## What is expected
Take down each entry exactly as written.

## Records for the exercise
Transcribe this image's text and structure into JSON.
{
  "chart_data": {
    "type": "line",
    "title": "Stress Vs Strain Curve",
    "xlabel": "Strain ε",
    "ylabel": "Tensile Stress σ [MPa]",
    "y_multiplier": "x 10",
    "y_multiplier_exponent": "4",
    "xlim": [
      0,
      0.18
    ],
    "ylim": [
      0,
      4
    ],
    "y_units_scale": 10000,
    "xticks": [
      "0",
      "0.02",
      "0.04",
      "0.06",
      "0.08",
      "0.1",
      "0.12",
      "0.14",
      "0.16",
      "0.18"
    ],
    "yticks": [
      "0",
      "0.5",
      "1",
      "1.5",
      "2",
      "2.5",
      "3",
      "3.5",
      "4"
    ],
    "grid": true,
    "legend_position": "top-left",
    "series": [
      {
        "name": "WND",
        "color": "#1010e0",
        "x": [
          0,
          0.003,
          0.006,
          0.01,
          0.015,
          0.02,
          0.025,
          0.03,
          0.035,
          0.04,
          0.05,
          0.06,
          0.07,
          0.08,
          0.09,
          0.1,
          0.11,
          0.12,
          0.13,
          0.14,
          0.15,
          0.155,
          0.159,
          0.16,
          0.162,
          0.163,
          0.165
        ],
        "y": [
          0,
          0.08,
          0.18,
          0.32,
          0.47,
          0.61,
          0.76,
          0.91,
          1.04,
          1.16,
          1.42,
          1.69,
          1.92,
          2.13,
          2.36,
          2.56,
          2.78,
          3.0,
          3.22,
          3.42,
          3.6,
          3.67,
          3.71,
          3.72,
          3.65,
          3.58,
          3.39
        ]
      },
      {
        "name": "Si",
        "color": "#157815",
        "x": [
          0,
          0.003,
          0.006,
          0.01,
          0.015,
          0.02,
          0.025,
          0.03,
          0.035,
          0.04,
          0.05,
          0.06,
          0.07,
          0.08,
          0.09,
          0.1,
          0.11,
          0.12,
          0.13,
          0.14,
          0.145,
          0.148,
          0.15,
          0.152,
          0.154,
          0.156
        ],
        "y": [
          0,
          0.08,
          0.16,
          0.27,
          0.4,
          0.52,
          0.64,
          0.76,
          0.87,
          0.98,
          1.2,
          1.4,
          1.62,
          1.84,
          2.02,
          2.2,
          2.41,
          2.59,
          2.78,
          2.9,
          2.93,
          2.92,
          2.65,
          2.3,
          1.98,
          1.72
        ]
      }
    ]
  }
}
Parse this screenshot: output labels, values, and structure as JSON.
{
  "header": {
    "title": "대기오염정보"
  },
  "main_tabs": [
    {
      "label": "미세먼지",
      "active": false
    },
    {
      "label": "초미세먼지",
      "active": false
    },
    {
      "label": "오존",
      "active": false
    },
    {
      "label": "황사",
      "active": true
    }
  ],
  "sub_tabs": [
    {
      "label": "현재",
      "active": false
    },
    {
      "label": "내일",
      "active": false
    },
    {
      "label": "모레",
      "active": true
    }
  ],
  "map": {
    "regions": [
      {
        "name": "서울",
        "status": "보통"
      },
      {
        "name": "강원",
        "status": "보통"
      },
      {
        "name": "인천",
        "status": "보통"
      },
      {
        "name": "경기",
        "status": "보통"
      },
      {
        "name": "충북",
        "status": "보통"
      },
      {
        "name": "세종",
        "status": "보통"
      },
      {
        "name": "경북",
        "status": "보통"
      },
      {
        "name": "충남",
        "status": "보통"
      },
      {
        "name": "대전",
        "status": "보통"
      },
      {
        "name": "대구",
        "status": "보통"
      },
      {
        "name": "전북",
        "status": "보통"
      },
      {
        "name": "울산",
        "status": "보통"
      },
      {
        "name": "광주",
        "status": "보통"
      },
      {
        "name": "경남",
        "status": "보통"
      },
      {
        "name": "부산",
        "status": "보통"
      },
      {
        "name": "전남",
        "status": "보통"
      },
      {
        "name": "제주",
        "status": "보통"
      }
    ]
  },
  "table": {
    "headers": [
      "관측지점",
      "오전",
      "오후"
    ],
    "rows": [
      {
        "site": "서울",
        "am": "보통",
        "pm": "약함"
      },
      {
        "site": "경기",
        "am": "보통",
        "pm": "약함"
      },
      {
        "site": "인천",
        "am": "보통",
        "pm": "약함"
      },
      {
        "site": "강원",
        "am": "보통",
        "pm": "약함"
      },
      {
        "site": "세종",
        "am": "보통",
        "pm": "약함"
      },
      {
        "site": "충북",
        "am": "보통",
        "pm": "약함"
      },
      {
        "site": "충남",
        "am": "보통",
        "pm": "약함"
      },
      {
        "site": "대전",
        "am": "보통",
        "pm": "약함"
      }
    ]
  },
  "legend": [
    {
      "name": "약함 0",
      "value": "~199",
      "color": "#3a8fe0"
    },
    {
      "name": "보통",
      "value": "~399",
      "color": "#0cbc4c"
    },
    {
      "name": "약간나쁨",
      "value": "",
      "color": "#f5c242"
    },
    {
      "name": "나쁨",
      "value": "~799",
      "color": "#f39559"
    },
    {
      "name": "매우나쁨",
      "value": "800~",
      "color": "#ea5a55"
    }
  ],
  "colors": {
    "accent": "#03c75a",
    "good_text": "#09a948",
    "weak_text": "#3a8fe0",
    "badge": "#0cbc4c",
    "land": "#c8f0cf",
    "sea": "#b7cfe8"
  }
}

## Exercise solution
Transcribe this image's text and structure into JSON.
{
  "chart_data": {
    "type": "line",
    "title": "Stress Vs Strain Curve",
    "xlabel": "Strain ε",
    "ylabel": "Tensile Stress σ [MPa]",
    "y_multiplier": "x 10",
    "y_multiplier_exponent": "4",
    "xlim": [
      0,
      0.18
    ],
    "ylim": [
      0,
      4
    ],
    "y_units_scale": 10000,
    "xticks": [
      "0",
      "0.02",
      "0.04",
      "0.06",
      "0.08",
      "0.1",
      "0.12",
      "0.14",
      "0.16",
      "0.18"
    ],
    "yticks": [
      "0",
      "0.5",
      "1",
      "1.5",
      "2",
      "2.5",
      "3",
      "3.5",
      "4"
    ],
    "grid": true,
    "legend_position": "top-left",
    "series": [
      {
        "name": "WND",
        "color": "#1010e0",
        "x": [
          0,
          0.003,
          0.006,
          0.01,
          0.015,
          0.02,
          0.025,
          0.03,
          0.035,
          0.04,
          0.05,
          0.06,
          0.07,
          0.08,
          0.09,
          0.1,
          0.11,
          0.12,
          0.13,
          0.14,
          0.15,
          0.155,
          0.159,
          0.16,
          0.162,
          0.163,
          0.165
        ],
        "y": [
          0,
          0.08,
          0.18,
          0.32,
          0.47,
          0.61,
          0.76,
          0.91,
          1.04,
          1.16,
          1.42,
          1.69,
          1.92,
          2.13,
          2.36,
          2.56,
          2.78,
          3.0,
          3.22,
          3.42,
          3.6,
          3.67,
          3.71,
          3.72,
          3.65,
          3.58,
          3.39
        ]
      },
      {
        "name": "Si",
        "color": "#157815",
        "x": [
          0,
          0.003,
          0.006,
          0.01,
          0.015,
          0.02,
          0.025,
          0.03,
          0.035,
          0.04,
          0.05,
          0.06,
          0.07,
          0.08,
          0.09,
          0.1,
          0.11,
          0.12,
          0.13,
          0.14,
          0.145,
          0.148,
          0.15,
          0.152,
          0.154,
          0.156
        ],
        "y": [
          0,
          0.08,
          0.16,
          0.27,
          0.4,
          0.52,
          0.64,
          0.76,
          0.87,
          0.98,
          1.2,
          1.4,
          1.62,
          1.84,
          2.02,
          2.2,
          2.41,
          2.59,
          2.78,
          2.9,
          2.93,
          2.92,
          2.65,
          2.3,
          1.98,
          1.72
        ]
      }
    ]
  }
}
Parse this screenshot: output labels, values, and structure as JSON.
{
  "header": {
    "title": "대기오염정보"
  },
  "main_tabs": [
    {
      "label": "미세먼지",
      "active": false
    },
    {
      "label": "초미세먼지",
      "active": false
    },
    {
      "label": "오존",
      "active": false
    },
    {
      "label": "황사",
      "active": true
    }
  ],
  "sub_tabs": [
    {
      "label": "현재",
      "active": false
    },
    {
      "label": "내일",
      "active": false
    },
    {
      "label": "모레",
      "active": true
    }
  ],
  "map": {
    "regions": [
      {
        "name": "서울",
        "status": "보통"
      },
      {
        "name": "강원",
        "status": "보통"
      },
      {
        "name": "인천",
        "status": "보통"
      },
      {
        "name": "경기",
        "status": "보통"
      },
      {
        "name": "충북",
        "status": "보통"
      },
      {
        "name": "세종",
        "status": "보통"
      },
      {
        "name": "경북",
        "status": "보통"
      },
      {
        "name": "충남",
        "status": "보통"
      },
      {
        "name": "대전",
        "status": "보통"
      },
      {
        "name": "대구",
        "status": "보통"
      },
      {
        "name": "전북",
        "status": "보통"
      },
      {
        "name": "울산",
        "status": "보통"
      },
      {
        "name": "광주",
        "status": "보통"
      },
      {
        "name": "경남",
        "status": "보통"
      },
      {
        "name": "부산",
        "status": "보통"
      },
      {
        "name": "전남",
        "status": "보통"
      },
      {
        "name": "제주",
        "status": "보통"
      }
    ]
  },
  "table": {
    "headers": [
      "관측지점",
      "오전",
      "오후"
    ],
    "rows": [
      {
        "site": "서울",
        "am": "보통",
        "pm": "약함"
      },
      {
        "site": "경기",
        "am": "보통",
        "pm": "약함"
      },
      {
        "site": "인천",
        "am": "보통",
        "pm": "약함"
      },
      {
        "site": "강원",
        "am": "보통",
        "pm": "약함"
      },
      {
        "site": "세종",
        "am": "보통",
        "pm": "약함"
      },
      {
        "site": "충북",
        "am": "보통",
        "pm": "약함"
      },
      {
        "site": "충남",
        "am": "보통",
        "pm": "약함"
      },
      {
        "site": "대전",
        "am": "보통",
        "pm": "약함"
      }
    ]
  },
  "legend": [
    {
      "name": "약함 0",
      "value": "~199",
      "color": "#3a8fe0"
    },
    {
      "name": "보통",
      "value": "~399",
      "color": "#0cbc4c"
    },
    {
      "name": "약간나쁨",
      "value": "",
      "color": "#f5c242"
    },
    {
      "name": "나쁨",
      "value": "~799",
      "color": "#f39559"
    },
    {
      "name": "매우나쁨",
      "value": "800~",
      "color": "#ea5a55"
    }
  ],
  "colors": {
    "accent": "#03c75a",
    "good_text": "#09a948",
    "weak_text": "#3a8fe0",
    "badge": "#0cbc4c",
    "land": "#c8f0cf",
    "sea": "#b7cfe8"
  }
}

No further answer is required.